▶ [Exercise instructions]: Which lines of the records contain "title"? Collect every one of them.

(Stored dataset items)
○ ○ ○ ○
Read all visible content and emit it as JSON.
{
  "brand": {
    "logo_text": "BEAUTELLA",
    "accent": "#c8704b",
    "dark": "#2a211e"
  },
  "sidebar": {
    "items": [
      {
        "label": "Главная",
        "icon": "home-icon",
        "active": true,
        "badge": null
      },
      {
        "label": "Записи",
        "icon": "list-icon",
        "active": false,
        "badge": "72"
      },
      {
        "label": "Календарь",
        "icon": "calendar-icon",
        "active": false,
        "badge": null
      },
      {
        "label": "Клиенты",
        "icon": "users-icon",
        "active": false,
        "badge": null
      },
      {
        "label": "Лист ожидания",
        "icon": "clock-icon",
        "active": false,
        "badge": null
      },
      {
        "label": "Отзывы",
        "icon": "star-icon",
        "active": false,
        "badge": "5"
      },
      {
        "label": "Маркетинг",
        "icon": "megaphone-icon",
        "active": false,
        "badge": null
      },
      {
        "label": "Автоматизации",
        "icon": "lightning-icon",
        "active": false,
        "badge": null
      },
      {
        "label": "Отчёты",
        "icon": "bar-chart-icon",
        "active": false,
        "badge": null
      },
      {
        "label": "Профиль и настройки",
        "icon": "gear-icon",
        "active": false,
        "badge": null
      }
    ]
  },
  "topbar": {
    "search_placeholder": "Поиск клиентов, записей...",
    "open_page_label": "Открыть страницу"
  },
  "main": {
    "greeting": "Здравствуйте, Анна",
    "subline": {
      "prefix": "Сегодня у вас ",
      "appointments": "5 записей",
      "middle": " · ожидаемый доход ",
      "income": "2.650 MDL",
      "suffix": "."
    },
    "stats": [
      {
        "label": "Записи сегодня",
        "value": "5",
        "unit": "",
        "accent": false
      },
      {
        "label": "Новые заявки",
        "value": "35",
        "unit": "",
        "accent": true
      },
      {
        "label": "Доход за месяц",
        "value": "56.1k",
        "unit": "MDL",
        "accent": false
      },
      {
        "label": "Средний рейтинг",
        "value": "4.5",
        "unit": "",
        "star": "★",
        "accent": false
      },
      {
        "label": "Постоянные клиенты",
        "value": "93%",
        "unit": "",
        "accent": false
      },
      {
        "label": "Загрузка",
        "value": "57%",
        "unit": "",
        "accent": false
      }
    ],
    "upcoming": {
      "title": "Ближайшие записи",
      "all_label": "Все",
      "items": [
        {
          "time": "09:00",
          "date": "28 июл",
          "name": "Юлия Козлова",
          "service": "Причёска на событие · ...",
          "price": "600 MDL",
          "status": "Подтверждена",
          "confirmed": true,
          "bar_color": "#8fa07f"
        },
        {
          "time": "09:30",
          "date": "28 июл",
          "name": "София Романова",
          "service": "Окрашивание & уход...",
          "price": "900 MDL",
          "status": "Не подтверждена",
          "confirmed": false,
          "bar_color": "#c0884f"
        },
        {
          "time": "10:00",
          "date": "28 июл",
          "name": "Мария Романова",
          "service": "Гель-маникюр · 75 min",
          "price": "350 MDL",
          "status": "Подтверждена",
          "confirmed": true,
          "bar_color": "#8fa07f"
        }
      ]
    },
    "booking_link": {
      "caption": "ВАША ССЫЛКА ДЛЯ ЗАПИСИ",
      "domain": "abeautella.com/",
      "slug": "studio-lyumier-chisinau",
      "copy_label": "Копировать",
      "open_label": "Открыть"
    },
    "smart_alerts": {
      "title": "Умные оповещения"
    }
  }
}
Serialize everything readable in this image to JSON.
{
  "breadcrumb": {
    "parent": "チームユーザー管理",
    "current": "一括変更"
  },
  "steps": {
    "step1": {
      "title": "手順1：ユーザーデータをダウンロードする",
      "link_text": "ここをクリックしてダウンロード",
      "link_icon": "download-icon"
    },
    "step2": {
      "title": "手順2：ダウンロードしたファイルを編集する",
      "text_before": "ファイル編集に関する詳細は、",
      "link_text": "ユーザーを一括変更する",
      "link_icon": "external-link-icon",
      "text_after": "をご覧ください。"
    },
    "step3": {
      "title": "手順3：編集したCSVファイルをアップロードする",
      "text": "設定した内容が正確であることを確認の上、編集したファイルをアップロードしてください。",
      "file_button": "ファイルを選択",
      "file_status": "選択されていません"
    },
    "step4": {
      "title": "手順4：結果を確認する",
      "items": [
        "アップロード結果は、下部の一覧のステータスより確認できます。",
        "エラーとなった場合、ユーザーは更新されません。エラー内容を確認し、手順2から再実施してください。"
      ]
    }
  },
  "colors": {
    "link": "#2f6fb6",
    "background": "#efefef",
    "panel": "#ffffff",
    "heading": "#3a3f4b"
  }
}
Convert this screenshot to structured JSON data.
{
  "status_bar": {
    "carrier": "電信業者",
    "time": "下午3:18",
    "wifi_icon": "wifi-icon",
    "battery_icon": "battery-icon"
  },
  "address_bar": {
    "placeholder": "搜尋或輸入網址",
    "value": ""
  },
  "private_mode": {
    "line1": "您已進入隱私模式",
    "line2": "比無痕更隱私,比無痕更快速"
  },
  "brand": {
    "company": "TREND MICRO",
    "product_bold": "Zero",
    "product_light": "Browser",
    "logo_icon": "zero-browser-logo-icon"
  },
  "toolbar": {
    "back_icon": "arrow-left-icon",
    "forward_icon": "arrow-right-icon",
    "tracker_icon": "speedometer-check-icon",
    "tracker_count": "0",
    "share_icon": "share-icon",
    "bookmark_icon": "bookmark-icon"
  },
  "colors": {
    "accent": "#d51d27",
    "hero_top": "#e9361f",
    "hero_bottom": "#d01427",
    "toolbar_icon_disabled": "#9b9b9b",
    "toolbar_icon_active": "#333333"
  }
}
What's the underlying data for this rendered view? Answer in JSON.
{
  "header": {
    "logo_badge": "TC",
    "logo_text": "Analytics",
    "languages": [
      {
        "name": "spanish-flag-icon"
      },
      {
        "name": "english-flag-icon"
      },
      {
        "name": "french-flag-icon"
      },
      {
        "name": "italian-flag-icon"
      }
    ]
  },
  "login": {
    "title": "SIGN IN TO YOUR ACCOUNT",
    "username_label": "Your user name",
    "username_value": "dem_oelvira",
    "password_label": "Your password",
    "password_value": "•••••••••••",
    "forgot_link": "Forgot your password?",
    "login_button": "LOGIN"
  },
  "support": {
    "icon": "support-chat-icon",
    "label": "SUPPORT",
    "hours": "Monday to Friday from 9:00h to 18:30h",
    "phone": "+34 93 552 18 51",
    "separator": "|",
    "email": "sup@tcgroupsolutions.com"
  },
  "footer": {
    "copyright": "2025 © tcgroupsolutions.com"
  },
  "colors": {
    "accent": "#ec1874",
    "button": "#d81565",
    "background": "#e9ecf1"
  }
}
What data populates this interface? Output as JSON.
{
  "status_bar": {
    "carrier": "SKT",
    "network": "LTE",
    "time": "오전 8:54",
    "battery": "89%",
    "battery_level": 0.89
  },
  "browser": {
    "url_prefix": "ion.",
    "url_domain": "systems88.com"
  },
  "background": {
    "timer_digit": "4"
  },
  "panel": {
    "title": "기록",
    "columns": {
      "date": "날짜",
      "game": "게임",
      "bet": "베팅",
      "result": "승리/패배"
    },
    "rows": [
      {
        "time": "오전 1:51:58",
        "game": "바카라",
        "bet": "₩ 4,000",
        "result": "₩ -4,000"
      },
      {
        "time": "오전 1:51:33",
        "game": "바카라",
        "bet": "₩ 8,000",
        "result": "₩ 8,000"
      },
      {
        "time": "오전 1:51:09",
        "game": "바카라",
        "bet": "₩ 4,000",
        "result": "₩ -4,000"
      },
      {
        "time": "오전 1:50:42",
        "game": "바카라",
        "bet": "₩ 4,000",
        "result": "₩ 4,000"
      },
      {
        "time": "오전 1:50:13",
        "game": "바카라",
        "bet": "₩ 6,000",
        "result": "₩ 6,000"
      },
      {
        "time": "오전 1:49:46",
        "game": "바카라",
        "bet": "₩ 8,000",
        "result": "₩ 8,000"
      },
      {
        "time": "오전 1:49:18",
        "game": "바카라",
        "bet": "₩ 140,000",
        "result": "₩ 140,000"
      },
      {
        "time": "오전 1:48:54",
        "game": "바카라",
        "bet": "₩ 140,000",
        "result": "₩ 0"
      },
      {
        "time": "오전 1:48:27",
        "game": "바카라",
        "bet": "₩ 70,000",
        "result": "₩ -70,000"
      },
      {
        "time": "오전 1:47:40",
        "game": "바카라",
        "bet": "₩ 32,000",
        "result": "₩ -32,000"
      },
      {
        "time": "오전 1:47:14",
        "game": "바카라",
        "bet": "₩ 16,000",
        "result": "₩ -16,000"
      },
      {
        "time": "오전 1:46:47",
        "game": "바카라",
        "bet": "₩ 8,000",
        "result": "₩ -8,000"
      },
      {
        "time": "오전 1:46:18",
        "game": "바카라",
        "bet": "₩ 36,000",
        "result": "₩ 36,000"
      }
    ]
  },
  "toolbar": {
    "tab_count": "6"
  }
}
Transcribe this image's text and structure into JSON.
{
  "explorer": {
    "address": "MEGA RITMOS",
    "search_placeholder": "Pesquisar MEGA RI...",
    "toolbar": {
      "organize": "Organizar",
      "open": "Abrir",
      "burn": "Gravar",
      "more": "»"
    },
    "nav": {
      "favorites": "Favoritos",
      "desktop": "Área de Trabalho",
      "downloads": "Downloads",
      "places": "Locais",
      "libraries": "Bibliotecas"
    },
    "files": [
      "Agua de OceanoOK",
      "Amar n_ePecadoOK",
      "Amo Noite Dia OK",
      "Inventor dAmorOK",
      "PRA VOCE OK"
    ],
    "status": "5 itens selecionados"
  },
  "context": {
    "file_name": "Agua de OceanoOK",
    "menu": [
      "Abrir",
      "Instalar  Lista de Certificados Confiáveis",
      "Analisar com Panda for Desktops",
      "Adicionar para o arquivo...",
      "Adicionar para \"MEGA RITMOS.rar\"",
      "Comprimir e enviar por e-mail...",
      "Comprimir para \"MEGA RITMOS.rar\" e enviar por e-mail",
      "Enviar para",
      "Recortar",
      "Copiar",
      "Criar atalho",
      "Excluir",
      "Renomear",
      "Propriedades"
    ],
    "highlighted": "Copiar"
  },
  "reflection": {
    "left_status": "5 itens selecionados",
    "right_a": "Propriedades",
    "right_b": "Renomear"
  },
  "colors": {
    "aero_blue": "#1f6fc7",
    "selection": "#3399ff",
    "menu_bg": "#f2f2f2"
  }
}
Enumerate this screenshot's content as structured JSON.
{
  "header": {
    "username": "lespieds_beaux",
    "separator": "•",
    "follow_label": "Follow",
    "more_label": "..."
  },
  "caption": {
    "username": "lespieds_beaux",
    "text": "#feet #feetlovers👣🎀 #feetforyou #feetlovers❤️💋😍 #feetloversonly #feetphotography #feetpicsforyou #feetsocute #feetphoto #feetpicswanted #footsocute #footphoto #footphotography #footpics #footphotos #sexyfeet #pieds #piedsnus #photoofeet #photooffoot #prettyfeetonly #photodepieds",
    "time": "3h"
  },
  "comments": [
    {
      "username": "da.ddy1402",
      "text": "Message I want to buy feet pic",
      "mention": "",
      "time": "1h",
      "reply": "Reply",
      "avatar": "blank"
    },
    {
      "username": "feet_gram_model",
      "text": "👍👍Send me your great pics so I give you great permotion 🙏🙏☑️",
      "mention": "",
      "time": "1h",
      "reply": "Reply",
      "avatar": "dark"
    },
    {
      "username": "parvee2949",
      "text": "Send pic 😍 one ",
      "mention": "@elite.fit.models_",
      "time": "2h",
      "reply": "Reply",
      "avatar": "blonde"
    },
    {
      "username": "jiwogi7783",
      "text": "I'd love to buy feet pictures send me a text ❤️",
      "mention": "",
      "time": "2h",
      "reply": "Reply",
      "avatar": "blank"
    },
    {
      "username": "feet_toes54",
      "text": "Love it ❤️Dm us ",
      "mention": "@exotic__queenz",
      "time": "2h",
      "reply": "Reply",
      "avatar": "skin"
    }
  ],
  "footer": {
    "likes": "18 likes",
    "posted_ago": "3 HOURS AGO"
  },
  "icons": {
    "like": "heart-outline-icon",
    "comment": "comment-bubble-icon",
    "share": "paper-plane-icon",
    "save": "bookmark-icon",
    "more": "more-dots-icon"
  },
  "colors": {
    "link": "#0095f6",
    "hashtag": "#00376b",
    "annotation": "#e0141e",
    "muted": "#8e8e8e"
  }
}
○ ○ ○ ○
▶ [Reply]:
      "title": "Ближайшие записи",
      "title": "Умные оповещения"
      "title": "手順1：ユーザーデータをダウンロードする",
      "title": "手順2：ダウンロードしたファイルを編集する",
      "title": "手順3：編集したCSVファイルをアップロードする",
      "title": "手順4：結果を確認する",
    "title": "SIGN IN TO YOUR ACCOUNT",
    "title": "기록",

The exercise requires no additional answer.